→ **DOCUMENT SECTION**:
# How to get TV sound through home theater system



## IChase

Greetings to all and allow me to thank you ahead of time for your help. 
I am completely new to the high tech world of Plasma TVs and home theater.
I just bought and have installed a SAMSUNG 50" Plasma 1080P TV PN50B650 as well as a SAMSUNG DVD Home theater system HT-2320. I have the DVD player connected to my TV via an HDMI cable. I have the speakers plugged into the back of the DVD player. When I play a DVD I get sound from all the speakers that are installed but what I can't figure out is how to get the sound from the TV (lets say I am watching FOX NEWS or something) to play through the home theater speakers. I went into settings on the TV and switched it from TV Speaker to External Speaker but that did not work.
I am sure it is something simple that I am missing and I have been reading both the TV manual as well as the home theater manual with no luck.
Any suggestions would be greatly appreciated.

→ **Element boundary entries**:
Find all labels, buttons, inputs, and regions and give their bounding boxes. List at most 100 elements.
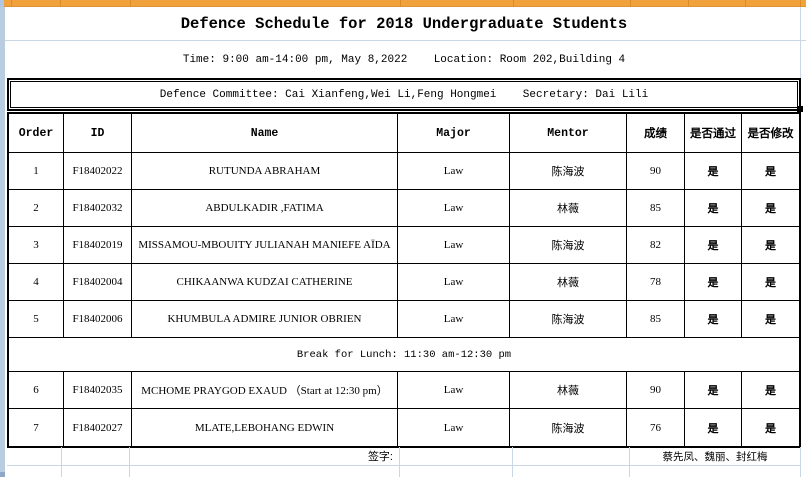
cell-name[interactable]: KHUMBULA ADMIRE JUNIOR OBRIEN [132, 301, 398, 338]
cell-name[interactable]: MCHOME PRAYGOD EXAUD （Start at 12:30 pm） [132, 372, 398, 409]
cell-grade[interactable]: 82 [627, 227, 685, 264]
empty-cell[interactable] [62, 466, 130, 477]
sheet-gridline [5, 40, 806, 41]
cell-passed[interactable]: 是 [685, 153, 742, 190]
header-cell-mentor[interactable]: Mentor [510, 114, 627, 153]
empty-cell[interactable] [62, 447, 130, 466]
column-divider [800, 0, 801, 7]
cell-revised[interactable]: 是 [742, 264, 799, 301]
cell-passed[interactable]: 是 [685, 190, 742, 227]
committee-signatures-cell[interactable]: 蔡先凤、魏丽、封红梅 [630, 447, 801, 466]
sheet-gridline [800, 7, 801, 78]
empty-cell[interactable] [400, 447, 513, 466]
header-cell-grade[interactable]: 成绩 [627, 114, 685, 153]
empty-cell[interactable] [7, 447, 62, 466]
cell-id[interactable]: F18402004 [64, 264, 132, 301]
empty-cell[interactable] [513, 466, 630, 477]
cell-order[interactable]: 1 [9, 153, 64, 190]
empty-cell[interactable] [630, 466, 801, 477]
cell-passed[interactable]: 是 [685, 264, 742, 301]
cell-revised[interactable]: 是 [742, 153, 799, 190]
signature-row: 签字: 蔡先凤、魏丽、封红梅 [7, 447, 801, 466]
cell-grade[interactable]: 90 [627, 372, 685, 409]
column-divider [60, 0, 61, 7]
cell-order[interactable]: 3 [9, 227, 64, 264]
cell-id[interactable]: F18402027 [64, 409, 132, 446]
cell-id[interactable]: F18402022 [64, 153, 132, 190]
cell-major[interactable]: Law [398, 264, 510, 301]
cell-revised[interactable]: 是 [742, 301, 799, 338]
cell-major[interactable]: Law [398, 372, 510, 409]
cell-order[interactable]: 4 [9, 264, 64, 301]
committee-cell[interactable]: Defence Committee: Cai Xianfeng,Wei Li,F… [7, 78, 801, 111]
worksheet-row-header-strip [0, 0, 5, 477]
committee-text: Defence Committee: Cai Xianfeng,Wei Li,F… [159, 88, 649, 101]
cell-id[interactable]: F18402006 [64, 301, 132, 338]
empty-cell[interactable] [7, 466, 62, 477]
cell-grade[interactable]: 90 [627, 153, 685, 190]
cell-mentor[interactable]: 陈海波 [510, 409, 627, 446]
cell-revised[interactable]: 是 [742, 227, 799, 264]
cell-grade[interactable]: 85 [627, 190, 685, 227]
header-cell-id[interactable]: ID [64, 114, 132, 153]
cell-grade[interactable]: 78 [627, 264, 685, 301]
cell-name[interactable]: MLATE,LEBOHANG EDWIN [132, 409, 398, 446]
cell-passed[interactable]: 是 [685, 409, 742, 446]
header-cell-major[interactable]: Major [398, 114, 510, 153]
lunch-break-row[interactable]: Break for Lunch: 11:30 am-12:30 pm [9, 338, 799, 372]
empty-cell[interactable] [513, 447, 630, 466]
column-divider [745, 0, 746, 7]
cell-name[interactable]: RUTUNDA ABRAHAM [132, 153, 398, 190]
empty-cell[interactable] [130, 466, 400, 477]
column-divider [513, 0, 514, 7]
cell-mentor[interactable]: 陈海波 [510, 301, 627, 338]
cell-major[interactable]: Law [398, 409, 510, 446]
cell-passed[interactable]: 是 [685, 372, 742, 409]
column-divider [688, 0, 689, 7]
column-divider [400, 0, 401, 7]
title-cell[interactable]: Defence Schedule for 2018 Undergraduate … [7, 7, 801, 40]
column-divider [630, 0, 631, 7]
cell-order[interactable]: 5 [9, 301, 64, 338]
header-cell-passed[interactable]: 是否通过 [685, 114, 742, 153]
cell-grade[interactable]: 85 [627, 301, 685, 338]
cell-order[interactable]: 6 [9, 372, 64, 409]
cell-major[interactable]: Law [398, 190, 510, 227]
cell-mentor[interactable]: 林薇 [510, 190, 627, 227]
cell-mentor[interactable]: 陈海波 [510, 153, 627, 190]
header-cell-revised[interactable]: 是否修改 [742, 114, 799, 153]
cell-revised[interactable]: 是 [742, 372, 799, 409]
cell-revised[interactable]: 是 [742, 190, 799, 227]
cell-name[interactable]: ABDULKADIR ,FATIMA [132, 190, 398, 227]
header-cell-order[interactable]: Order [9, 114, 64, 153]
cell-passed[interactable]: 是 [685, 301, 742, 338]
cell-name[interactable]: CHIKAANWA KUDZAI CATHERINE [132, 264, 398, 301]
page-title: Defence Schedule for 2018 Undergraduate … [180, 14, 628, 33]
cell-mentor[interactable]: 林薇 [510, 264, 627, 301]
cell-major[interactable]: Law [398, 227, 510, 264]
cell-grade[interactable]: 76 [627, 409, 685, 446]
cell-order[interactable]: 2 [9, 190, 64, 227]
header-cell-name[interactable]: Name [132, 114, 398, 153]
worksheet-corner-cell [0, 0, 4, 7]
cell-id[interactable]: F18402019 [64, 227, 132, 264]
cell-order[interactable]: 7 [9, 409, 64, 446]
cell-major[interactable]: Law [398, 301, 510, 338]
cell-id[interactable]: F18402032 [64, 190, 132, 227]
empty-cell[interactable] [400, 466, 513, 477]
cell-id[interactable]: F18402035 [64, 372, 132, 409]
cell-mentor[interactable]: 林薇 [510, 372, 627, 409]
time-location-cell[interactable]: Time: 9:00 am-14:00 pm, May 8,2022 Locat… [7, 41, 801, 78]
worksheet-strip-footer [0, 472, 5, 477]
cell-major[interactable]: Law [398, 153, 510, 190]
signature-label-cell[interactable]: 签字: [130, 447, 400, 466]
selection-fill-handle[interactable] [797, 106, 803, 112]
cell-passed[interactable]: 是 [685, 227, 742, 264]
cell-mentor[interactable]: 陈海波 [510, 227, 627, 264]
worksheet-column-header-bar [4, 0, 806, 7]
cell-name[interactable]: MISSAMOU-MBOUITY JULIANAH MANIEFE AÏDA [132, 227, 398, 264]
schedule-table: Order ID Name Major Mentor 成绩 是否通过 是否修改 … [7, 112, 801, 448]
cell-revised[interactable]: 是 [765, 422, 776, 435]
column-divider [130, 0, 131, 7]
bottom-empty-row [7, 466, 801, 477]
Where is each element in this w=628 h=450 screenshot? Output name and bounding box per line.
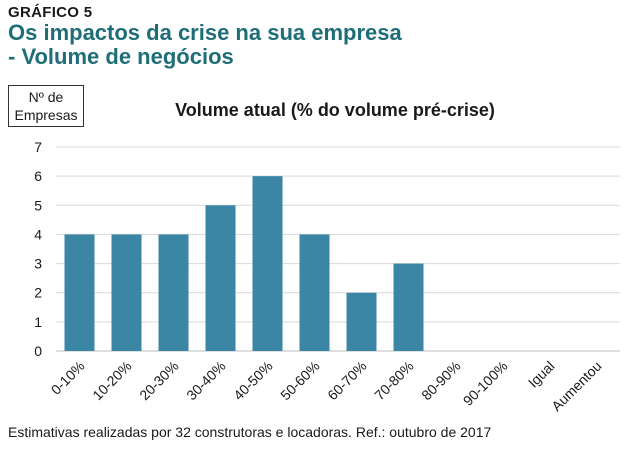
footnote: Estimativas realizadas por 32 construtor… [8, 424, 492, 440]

→ **YOUR INSTRUCTIONS**: Continue the forum post about getting TV sound through a home theater system, picking up after its final sentence. None of the entries are needed here.

→ **RIGHT ANSWER**:
----------



## yustr

Welcome to TSF. We're glad to help. :wave:

I could not find the HT2320 on Samsung's site so can't say for sure but if it has a jack on the rear labled "Optical Digital Input" (or close to that) you're in like flint. You'll buy a TOSLINK cable at any electronics store and connect it between that plug and the similar plug on the TV. It should then send the audio out to the HT.

If it doesn't have a optical input the best you'll do is run a stereo cable from the "Audio Out R/L" of the TV to the corresponding input on the HT. The resulting sound will not be true surround because that requires a digital signal for decoding into the various parts.

If the HT has neither of these inputs - take it back and get something that has a digital input.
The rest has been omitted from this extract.